| Items from a data source |

►

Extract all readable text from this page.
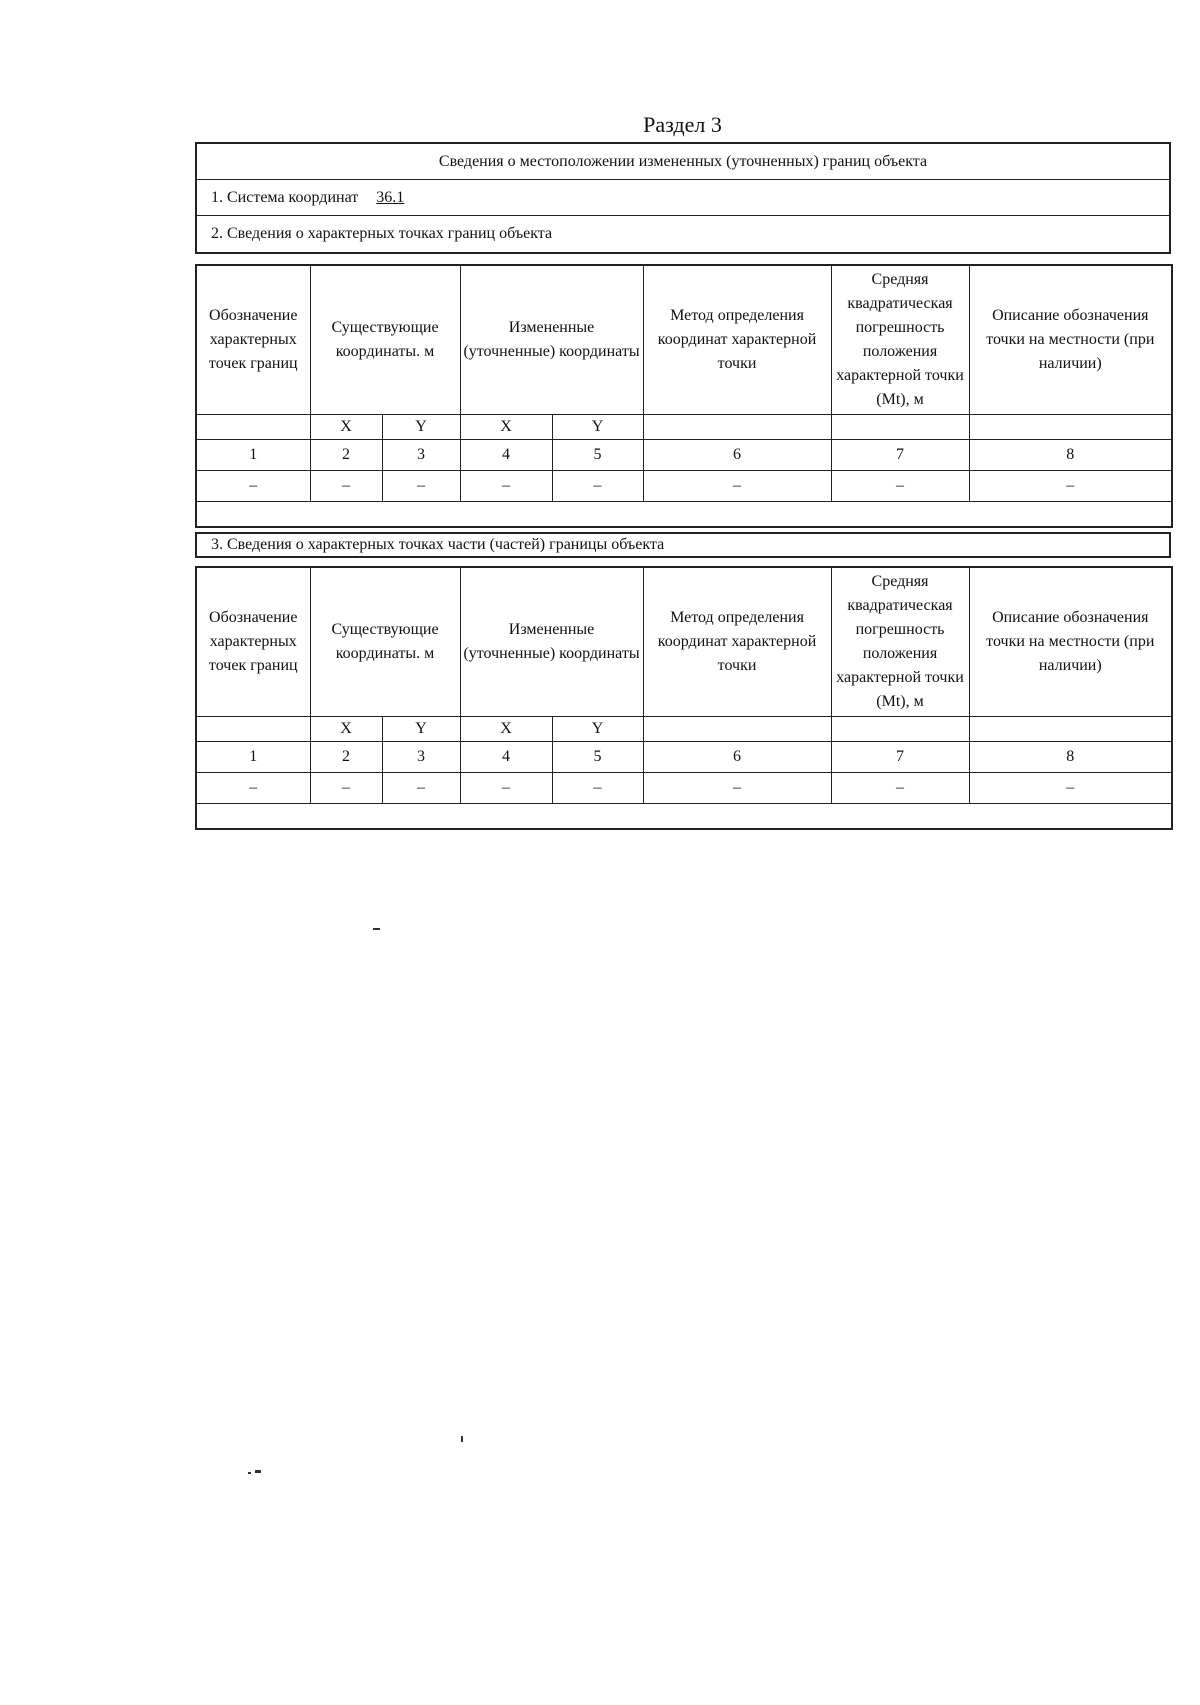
Раздел 3
Сведения о местоположении измененных (уточненных) границ объекта
1. Система координат 36.1
2. Сведения о характерных точках границ объекта
Обозначение характерных точек границ	Существующие координаты. м		Измененные (уточненные) координаты		Метод определения координат характерной точки	Средняя квадратическая погрешность положения характерной точки (Mt), м	Описание обозначения точки на местности (при наличии)
	X	Y	X	Y			
1	2	3	4	5	6	7	8
–	–	–	–	–	–	–	–

3. Сведения о характерных точках части (частей) границы объекта
Обозначение характерных точек границ	Существующие координаты. м		Измененные (уточненные) координаты		Метод определения координат характерной точки	Средняя квадратическая погрешность положения характерной точки (Mt), м	Описание обозначения точки на местности (при наличии)
	X	Y	X	Y			
1	2	3	4	5	6	7	8
–	–	–	–	–	–	–	–
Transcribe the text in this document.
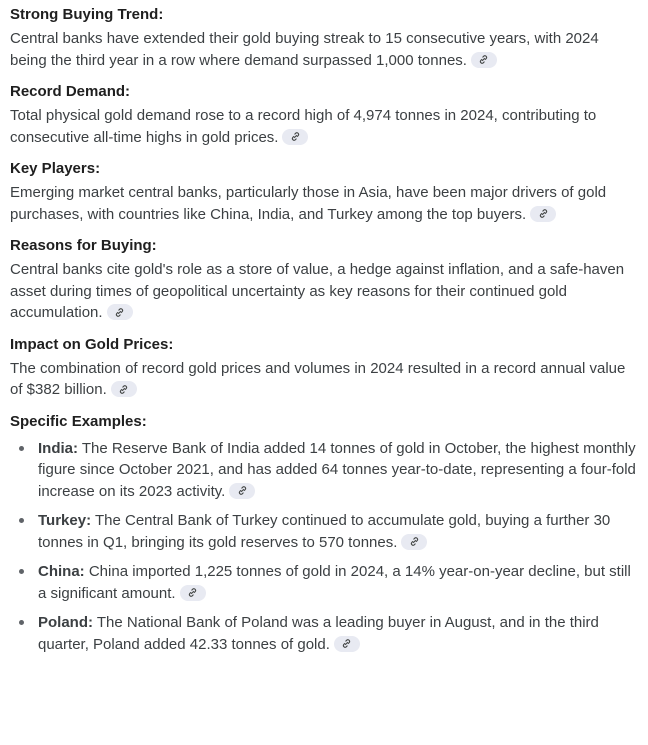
Strong Buying Trend:

Central banks have extended their gold buying streak to 15 consecutive years, with 2024 being the third year in a row where demand surpassed 1,000 tonnes.

Record Demand:

Total physical gold demand rose to a record high of 4,974 tonnes in 2024, contributing to consecutive all-time highs in gold prices.

Key Players:

Emerging market central banks, particularly those in Asia, have been major drivers of gold purchases, with countries like China, India, and Turkey among the top buyers.

Reasons for Buying:

Central banks cite gold's role as a store of value, a hedge against inflation, and a safe-haven asset during times of geopolitical uncertainty as key reasons for their continued gold accumulation.

Impact on Gold Prices:

The combination of record gold prices and volumes in 2024 resulted in a record annual value of $382 billion.

Specific Examples:

India: The Reserve Bank of India added 14 tonnes of gold in October, the highest monthly figure since October 2021, and has added 64 tonnes year-to-date, representing a four-fold increase on its 2023 activity.
Turkey: The Central Bank of Turkey continued to accumulate gold, buying a further 30 tonnes in Q1, bringing its gold reserves to 570 tonnes.
China: China imported 1,225 tonnes of gold in 2024, a 14% year-on-year decline, but still a significant amount.
Poland: The National Bank of Poland was a leading buyer in August, and in the third quarter, Poland added 42.33 tonnes of gold.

◄

| GOAL OF THE EXERCISE |
Output precisely the lines in the material above from the line containing "Transcribe the text in this document." through its last line, and omit pictures.

| EXERCISE SOLUTION |
Transcribe the text in this document.
Strong Buying Trend:

Central banks have extended their gold buying streak to 15 consecutive years, with 2024 being the third year in a row where demand surpassed 1,000 tonnes.

Record Demand:

Total physical gold demand rose to a record high of 4,974 tonnes in 2024, contributing to consecutive all-time highs in gold prices.

Key Players:

Emerging market central banks, particularly those in Asia, have been major drivers of gold purchases, with countries like China, India, and Turkey among the top buyers.

Reasons for Buying:

Central banks cite gold's role as a store of value, a hedge against inflation, and a safe-haven asset during times of geopolitical uncertainty as key reasons for their continued gold accumulation.

Impact on Gold Prices:

The combination of record gold prices and volumes in 2024 resulted in a record annual value of $382 billion.

Specific Examples:

India: The Reserve Bank of India added 14 tonnes of gold in October, the highest monthly figure since October 2021, and has added 64 tonnes year-to-date, representing a four-fold increase on its 2023 activity.
Turkey: The Central Bank of Turkey continued to accumulate gold, buying a further 30 tonnes in Q1, bringing its gold reserves to 570 tonnes.
China: China imported 1,225 tonnes of gold in 2024, a 14% year-on-year decline, but still a significant amount.
Poland: The National Bank of Poland was a leading buyer in August, and in the third quarter, Poland added 42.33 tonnes of gold.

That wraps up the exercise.